***** Data for this task *****

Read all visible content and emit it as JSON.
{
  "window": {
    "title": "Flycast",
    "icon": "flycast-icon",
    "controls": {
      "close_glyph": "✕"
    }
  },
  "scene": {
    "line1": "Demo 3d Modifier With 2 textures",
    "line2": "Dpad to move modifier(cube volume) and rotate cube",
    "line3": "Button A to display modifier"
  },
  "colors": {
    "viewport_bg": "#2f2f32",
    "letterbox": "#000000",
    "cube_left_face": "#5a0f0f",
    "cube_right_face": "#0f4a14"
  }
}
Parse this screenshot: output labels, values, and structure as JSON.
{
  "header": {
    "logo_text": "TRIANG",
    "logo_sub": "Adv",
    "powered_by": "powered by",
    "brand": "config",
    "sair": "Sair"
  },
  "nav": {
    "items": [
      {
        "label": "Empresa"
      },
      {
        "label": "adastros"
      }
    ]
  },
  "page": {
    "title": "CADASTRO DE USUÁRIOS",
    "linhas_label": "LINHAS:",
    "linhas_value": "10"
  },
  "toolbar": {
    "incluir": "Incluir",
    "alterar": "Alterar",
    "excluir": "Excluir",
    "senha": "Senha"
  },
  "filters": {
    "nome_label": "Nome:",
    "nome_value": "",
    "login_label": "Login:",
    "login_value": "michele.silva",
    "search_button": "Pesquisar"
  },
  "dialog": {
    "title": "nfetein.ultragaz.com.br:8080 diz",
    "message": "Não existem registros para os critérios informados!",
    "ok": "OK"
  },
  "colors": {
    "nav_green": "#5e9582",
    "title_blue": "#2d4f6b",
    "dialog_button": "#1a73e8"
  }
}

*****

Repeat all the entries exactly as given.

Read all visible content and emit it as JSON.
{
  "window": {
    "title": "Flycast",
    "icon": "flycast-icon",
    "controls": {
      "close_glyph": "✕"
    }
  },
  "scene": {
    "line1": "Demo 3d Modifier With 2 textures",
    "line2": "Dpad to move modifier(cube volume) and rotate cube",
    "line3": "Button A to display modifier"
  },
  "colors": {
    "viewport_bg": "#2f2f32",
    "letterbox": "#000000",
    "cube_left_face": "#5a0f0f",
    "cube_right_face": "#0f4a14"
  }
}
Parse this screenshot: output labels, values, and structure as JSON.
{
  "header": {
    "logo_text": "TRIANG",
    "logo_sub": "Adv",
    "powered_by": "powered by",
    "brand": "config",
    "sair": "Sair"
  },
  "nav": {
    "items": [
      {
        "label": "Empresa"
      },
      {
        "label": "adastros"
      }
    ]
  },
  "page": {
    "title": "CADASTRO DE USUÁRIOS",
    "linhas_label": "LINHAS:",
    "linhas_value": "10"
  },
  "toolbar": {
    "incluir": "Incluir",
    "alterar": "Alterar",
    "excluir": "Excluir",
    "senha": "Senha"
  },
  "filters": {
    "nome_label": "Nome:",
    "nome_value": "",
    "login_label": "Login:",
    "login_value": "michele.silva",
    "search_button": "Pesquisar"
  },
  "dialog": {
    "title": "nfetein.ultragaz.com.br:8080 diz",
    "message": "Não existem registros para os critérios informados!",
    "ok": "OK"
  },
  "colors": {
    "nav_green": "#5e9582",
    "title_blue": "#2d4f6b",
    "dialog_button": "#1a73e8"
  }
}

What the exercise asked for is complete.